#### DATASET CONTENT:
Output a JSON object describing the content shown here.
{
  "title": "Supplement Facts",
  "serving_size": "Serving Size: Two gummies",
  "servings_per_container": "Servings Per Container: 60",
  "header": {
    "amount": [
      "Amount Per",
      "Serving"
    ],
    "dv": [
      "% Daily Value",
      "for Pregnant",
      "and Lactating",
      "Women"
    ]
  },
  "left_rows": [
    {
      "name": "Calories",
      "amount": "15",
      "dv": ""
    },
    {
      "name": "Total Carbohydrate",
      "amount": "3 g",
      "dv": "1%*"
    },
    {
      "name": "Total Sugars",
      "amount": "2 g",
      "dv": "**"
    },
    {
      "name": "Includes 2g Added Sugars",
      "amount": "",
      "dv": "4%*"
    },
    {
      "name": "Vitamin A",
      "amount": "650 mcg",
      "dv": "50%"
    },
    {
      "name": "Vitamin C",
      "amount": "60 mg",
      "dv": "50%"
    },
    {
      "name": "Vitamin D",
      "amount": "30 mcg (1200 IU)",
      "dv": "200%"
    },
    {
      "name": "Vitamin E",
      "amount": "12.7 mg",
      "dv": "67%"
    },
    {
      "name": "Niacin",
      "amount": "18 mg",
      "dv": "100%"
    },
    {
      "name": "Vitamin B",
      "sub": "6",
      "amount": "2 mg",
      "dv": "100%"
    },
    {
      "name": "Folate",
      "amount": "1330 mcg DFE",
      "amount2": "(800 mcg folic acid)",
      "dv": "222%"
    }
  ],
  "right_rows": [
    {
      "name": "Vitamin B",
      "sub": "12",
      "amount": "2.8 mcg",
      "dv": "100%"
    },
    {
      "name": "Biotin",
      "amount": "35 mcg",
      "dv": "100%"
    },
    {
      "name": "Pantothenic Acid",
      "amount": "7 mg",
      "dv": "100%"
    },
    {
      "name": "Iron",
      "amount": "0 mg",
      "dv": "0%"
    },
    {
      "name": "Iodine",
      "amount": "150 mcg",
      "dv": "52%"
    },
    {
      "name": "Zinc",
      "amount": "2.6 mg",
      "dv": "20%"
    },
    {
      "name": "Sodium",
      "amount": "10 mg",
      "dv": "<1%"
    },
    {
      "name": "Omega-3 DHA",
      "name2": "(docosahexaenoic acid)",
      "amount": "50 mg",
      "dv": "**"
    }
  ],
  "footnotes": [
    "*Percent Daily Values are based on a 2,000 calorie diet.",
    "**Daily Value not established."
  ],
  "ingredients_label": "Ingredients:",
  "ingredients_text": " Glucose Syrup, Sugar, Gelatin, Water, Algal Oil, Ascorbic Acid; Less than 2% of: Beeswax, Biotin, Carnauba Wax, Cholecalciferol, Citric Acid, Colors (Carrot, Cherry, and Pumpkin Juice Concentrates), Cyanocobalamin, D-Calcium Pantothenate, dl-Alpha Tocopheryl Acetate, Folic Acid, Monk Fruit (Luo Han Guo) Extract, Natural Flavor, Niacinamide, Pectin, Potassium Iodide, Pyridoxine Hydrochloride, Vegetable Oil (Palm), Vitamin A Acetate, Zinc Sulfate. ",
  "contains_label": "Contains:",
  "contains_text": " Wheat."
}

#### EXERCISE INSTRUCTIONS:
From the data above, count the lines where "Daily" occurs and give that figure and nothing else.

#### WRITTEN REPLY:
3